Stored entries
#####
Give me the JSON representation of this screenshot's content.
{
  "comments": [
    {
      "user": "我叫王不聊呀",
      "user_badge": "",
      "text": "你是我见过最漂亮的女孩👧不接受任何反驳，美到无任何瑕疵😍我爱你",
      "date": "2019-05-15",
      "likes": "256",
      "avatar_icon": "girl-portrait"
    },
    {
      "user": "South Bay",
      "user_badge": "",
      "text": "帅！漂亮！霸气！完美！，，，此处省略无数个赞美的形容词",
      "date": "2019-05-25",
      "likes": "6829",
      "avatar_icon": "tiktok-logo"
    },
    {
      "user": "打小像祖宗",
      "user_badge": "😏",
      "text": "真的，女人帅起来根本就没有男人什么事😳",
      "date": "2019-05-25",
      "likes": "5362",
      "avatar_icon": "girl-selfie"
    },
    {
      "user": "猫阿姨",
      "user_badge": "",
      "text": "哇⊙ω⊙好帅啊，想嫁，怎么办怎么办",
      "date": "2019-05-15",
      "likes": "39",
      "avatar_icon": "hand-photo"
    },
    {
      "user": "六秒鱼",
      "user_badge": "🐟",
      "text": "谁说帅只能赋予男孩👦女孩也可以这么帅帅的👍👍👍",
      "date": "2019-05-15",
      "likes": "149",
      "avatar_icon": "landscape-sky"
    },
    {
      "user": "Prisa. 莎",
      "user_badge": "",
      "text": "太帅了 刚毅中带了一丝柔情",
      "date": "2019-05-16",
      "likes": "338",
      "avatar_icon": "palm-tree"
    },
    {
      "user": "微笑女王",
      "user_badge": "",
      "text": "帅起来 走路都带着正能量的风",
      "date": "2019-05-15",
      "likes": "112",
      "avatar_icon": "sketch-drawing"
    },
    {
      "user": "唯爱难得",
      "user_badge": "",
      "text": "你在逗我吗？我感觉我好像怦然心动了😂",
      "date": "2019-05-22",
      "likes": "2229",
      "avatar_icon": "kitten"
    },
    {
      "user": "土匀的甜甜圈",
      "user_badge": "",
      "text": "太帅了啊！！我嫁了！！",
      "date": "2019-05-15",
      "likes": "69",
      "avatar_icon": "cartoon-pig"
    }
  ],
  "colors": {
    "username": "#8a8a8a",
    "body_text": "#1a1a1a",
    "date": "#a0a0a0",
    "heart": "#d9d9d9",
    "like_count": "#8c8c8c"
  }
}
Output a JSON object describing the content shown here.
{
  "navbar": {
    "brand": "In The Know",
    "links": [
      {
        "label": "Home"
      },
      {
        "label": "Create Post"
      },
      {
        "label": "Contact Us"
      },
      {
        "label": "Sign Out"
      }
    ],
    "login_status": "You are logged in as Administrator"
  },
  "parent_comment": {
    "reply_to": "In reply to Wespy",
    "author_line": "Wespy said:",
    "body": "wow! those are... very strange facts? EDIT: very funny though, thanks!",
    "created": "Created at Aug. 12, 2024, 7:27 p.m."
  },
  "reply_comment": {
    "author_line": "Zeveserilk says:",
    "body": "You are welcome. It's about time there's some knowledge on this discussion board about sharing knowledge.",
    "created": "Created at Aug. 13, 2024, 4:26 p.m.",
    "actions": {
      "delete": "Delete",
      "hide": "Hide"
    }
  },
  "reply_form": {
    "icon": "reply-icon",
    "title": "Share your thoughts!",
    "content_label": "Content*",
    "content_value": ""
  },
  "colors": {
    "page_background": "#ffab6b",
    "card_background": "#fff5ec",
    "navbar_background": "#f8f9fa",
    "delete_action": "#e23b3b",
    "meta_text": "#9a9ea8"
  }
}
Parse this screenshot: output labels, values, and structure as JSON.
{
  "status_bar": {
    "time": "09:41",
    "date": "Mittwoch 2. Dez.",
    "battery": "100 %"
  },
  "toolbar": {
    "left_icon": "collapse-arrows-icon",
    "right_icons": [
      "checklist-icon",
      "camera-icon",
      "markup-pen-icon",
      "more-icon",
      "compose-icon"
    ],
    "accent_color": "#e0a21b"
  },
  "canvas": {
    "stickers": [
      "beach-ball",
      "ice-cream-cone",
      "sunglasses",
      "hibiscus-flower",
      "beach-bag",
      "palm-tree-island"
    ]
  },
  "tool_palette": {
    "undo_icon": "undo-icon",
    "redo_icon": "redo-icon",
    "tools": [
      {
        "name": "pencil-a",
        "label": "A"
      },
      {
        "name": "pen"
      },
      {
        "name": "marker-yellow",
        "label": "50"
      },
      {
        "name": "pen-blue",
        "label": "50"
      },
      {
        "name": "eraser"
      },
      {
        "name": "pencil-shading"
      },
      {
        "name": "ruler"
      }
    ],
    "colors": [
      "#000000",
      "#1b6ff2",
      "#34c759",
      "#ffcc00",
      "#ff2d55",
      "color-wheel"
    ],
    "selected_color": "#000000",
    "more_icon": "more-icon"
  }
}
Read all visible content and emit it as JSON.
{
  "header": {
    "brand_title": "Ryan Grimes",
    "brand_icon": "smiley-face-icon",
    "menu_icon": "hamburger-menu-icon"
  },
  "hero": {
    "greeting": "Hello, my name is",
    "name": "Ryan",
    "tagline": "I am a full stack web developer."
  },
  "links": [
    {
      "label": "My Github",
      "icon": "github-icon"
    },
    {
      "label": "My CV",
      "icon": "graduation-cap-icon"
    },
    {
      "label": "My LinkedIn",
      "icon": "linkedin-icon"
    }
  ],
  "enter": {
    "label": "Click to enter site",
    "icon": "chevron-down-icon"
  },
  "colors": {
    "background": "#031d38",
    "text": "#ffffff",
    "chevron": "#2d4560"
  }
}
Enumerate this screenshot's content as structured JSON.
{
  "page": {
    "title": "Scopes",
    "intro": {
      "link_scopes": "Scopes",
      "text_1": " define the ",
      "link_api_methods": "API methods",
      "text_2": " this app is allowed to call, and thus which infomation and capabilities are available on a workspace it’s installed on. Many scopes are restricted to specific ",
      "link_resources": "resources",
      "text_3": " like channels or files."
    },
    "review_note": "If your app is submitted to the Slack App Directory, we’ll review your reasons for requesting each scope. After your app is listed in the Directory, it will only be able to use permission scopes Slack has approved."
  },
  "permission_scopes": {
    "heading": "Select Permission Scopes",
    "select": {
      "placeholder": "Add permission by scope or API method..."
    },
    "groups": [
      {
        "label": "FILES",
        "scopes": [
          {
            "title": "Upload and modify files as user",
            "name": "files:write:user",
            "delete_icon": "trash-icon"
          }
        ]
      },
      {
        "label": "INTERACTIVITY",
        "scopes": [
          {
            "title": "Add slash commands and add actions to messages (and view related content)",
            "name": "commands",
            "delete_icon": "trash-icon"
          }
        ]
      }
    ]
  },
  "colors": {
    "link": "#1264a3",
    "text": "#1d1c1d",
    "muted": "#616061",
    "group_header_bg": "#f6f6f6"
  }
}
#####
**Requirements:**
Check each line above for the word "likes", and copy the lines where it appears.

**The result:**
      "likes": "256",
      "likes": "6829",
      "likes": "5362",
      "likes": "39",
      "likes": "149",
      "likes": "338",
      "likes": "112",
      "likes": "2229",
      "likes": "69",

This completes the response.